▸ **Short problem**
Go through the data below. List every line that holds the word "with".

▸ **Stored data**
┏━━

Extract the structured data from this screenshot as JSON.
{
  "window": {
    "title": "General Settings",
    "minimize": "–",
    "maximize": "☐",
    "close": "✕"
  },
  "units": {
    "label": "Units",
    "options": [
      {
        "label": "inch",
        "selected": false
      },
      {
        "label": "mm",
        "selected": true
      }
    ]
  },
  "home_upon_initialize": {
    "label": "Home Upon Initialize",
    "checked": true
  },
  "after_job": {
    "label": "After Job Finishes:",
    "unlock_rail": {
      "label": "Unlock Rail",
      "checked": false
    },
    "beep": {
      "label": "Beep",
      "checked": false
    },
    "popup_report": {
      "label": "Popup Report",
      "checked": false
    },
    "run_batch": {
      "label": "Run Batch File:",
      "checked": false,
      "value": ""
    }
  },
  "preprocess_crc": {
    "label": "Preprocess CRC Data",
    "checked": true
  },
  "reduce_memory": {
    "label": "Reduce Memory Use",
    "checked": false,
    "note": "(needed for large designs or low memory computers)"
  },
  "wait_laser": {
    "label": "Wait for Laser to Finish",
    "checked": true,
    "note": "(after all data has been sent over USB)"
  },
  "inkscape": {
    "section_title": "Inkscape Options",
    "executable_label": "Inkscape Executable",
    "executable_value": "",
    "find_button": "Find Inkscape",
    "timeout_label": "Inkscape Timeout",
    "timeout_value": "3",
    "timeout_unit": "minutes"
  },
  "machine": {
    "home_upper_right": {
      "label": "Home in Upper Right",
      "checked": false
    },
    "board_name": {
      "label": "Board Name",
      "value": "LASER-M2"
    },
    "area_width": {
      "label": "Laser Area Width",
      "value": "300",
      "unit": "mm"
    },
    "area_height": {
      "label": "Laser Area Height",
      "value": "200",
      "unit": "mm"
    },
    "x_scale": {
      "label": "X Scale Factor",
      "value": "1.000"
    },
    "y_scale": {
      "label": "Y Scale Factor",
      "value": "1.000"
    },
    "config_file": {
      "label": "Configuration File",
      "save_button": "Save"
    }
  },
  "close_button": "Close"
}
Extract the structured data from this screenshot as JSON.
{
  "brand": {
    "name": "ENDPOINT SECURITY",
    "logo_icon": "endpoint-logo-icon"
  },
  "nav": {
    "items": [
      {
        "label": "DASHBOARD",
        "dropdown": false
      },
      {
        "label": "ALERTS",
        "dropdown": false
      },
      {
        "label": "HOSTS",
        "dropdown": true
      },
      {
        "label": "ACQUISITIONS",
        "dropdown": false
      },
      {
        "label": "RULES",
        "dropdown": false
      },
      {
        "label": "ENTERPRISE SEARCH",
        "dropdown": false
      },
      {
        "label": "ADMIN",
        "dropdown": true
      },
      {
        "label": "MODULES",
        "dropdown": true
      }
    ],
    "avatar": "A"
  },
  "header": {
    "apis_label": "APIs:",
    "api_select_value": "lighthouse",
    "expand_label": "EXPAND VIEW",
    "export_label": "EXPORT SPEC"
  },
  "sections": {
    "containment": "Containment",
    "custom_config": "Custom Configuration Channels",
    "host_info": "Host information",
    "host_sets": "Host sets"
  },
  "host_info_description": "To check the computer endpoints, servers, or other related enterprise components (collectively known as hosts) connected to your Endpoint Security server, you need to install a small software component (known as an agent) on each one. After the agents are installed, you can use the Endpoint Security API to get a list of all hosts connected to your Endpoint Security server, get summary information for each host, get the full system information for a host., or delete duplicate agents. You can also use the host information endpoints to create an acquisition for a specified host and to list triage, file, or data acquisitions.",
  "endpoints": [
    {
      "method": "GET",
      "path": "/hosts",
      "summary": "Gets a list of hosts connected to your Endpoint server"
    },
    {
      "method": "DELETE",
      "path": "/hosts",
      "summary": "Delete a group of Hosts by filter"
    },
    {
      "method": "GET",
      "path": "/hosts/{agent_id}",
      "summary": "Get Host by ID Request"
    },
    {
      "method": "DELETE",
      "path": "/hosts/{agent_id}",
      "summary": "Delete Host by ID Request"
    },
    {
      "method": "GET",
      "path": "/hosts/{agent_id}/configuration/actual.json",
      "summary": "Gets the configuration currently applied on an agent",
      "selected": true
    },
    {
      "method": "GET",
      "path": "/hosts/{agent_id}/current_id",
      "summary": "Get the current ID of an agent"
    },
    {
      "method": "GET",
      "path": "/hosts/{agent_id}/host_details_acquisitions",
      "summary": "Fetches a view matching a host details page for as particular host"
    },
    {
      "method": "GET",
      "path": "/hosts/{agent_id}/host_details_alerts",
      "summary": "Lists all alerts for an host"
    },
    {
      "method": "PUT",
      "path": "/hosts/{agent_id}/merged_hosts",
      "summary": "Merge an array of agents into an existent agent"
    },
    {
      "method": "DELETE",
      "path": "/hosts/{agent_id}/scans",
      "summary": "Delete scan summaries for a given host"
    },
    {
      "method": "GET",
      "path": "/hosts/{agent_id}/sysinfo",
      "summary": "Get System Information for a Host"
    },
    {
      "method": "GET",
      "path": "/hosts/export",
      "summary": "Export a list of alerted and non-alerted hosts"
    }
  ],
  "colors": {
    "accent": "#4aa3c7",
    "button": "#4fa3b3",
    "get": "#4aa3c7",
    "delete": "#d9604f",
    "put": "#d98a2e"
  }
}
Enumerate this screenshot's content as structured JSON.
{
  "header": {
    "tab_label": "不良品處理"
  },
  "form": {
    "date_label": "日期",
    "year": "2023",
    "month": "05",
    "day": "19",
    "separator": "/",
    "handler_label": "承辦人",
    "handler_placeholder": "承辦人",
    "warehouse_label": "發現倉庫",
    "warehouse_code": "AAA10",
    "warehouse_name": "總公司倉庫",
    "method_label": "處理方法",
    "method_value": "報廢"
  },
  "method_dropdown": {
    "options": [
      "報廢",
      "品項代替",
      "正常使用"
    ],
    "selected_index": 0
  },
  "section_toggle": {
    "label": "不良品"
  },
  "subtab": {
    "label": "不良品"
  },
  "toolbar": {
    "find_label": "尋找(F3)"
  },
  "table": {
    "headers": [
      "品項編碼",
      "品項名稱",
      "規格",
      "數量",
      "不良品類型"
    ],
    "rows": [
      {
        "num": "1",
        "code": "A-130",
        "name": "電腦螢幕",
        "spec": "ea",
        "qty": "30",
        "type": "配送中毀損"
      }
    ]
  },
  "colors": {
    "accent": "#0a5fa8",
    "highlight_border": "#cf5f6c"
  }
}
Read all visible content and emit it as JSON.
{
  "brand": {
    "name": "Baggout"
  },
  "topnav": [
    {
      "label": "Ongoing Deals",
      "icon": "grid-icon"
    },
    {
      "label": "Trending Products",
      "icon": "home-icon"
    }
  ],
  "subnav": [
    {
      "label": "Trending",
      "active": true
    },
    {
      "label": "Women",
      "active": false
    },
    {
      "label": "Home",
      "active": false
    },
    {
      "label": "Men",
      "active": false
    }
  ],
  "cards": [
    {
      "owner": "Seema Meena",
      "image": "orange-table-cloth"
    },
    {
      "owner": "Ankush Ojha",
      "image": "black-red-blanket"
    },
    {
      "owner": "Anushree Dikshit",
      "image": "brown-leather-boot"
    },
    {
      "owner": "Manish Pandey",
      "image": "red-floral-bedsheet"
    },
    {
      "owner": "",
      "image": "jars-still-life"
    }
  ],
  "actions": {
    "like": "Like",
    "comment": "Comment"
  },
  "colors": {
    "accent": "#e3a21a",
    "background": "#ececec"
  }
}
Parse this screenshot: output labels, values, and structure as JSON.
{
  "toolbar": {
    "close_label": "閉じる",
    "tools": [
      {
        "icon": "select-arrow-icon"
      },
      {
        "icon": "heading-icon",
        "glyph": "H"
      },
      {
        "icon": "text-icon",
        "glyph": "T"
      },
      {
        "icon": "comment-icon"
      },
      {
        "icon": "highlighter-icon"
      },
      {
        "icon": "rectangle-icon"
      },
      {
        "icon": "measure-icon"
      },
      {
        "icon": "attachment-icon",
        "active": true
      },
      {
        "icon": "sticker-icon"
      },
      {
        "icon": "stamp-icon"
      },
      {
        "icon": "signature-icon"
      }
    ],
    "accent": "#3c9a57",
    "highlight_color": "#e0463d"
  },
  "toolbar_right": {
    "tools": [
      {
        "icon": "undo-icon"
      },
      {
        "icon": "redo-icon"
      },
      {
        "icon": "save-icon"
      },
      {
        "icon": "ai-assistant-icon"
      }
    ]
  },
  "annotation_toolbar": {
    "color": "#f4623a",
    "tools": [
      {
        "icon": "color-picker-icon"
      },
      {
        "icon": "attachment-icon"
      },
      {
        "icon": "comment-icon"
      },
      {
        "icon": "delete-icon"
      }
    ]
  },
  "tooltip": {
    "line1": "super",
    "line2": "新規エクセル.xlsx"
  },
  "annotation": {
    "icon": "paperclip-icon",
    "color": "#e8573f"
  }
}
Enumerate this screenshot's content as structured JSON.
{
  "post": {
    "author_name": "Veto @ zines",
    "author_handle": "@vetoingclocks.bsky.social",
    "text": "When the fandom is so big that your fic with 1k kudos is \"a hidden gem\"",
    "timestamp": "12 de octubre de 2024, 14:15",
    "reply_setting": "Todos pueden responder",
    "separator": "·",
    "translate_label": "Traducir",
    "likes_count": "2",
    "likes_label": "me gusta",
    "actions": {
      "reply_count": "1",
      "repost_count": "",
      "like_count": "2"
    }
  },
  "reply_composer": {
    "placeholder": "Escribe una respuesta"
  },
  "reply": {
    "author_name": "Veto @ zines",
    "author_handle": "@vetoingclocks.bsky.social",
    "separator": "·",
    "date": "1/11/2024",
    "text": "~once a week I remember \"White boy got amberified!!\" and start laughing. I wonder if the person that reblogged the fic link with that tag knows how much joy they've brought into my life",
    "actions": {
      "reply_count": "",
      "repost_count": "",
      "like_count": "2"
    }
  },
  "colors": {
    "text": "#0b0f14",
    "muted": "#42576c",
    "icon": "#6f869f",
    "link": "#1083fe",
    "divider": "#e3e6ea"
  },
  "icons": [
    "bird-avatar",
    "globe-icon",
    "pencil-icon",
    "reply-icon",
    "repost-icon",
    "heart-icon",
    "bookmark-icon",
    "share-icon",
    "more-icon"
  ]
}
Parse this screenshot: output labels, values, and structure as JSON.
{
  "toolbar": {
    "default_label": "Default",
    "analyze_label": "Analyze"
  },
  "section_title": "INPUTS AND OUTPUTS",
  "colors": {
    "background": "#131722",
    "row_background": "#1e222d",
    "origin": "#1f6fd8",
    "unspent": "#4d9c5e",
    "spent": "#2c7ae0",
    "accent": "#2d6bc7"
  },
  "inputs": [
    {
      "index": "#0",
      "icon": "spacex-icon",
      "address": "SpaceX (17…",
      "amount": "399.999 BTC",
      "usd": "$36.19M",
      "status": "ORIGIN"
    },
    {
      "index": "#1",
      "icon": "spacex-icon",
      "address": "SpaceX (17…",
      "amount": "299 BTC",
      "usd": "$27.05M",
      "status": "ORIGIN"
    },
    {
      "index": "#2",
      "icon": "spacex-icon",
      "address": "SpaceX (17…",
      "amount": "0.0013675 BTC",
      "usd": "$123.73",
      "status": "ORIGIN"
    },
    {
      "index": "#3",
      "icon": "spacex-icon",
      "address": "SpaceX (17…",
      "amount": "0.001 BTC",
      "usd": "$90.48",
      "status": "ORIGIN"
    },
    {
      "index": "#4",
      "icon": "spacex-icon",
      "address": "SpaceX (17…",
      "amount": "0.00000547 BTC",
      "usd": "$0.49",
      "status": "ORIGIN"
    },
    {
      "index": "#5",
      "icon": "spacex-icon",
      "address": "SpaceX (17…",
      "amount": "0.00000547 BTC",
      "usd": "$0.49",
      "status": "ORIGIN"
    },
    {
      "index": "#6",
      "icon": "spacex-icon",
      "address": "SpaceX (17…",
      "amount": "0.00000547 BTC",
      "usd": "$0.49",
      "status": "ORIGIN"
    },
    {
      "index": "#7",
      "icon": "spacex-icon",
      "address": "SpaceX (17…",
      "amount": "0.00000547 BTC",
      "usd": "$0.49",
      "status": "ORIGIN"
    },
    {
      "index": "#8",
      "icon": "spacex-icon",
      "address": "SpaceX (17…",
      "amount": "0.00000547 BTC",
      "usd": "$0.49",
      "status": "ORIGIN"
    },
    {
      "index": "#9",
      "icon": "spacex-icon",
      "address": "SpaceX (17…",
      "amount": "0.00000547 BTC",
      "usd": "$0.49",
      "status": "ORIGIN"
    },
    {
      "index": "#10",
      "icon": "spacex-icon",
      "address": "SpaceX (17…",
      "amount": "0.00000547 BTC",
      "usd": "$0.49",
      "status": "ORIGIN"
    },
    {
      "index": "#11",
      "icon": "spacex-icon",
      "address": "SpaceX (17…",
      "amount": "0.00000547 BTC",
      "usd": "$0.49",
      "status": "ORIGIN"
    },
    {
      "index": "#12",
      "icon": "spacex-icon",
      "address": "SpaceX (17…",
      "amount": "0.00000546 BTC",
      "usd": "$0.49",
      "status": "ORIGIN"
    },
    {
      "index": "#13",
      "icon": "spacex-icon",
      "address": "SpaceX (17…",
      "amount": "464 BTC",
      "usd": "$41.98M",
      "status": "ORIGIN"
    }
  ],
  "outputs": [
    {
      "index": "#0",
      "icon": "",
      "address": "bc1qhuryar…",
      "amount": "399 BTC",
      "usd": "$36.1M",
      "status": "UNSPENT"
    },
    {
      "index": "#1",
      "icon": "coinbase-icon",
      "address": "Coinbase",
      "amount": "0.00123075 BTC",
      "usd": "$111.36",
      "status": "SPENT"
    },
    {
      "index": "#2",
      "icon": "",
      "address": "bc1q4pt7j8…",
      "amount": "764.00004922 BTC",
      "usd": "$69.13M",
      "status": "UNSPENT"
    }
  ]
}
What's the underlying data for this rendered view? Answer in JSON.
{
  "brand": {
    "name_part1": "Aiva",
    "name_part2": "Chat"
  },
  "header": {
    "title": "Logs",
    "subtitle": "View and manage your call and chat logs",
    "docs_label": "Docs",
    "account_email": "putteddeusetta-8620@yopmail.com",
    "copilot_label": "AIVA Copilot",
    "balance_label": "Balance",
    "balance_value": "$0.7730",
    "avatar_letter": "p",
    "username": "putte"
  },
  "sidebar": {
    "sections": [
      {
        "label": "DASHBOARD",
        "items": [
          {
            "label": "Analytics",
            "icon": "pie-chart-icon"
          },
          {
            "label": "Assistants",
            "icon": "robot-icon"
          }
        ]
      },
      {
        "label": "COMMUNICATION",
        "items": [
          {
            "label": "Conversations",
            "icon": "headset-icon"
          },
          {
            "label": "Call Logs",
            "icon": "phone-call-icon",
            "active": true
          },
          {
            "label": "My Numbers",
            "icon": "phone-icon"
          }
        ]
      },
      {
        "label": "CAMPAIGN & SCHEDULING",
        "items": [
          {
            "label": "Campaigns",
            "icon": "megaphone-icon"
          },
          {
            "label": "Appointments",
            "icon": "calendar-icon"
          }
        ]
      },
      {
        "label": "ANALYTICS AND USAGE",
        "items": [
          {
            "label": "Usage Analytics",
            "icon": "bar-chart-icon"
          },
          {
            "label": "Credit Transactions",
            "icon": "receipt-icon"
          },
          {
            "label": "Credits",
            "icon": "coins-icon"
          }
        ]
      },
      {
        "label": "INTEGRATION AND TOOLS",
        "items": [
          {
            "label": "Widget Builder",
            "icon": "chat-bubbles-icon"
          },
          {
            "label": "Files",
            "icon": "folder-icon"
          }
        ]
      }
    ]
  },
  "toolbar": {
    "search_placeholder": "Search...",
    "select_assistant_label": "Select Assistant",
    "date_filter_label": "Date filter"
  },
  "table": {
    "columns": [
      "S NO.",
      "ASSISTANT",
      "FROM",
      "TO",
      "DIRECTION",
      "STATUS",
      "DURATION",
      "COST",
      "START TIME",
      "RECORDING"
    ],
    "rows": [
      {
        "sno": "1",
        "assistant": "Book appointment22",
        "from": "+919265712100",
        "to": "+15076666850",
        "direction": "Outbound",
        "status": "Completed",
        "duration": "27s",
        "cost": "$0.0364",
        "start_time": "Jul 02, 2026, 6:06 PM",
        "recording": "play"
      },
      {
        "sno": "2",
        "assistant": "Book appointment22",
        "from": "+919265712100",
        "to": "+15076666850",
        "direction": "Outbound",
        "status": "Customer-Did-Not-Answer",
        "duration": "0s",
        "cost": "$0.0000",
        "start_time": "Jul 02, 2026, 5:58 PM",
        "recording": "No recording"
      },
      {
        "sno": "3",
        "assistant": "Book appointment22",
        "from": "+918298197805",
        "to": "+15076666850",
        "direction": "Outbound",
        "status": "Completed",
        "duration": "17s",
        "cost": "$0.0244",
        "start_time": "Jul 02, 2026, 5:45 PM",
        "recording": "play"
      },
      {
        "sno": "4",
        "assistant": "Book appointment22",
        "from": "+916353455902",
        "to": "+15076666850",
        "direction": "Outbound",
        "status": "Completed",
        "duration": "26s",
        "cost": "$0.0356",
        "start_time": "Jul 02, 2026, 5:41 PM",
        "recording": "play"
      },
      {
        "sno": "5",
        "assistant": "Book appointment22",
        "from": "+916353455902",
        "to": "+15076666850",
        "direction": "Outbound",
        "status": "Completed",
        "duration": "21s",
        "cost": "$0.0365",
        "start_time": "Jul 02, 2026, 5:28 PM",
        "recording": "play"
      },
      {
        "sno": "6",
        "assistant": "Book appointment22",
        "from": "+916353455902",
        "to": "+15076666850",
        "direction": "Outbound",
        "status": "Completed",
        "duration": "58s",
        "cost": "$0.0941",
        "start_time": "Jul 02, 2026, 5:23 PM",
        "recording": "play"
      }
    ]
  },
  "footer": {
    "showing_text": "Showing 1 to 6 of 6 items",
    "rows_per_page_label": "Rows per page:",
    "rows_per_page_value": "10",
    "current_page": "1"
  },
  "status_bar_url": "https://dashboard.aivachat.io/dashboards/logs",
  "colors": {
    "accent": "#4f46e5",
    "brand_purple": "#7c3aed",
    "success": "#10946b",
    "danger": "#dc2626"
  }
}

┗━━

▸ **Answer to the task**
    "text": "When the fandom is so big that your fic with 1k kudos is \"a hidden gem\"",
    "text": "~once a week I remember \"White boy got amberified!!\" and start laughing. I wonder if the person that reblogged the fic link with that tag knows how much joy they've brought into my life",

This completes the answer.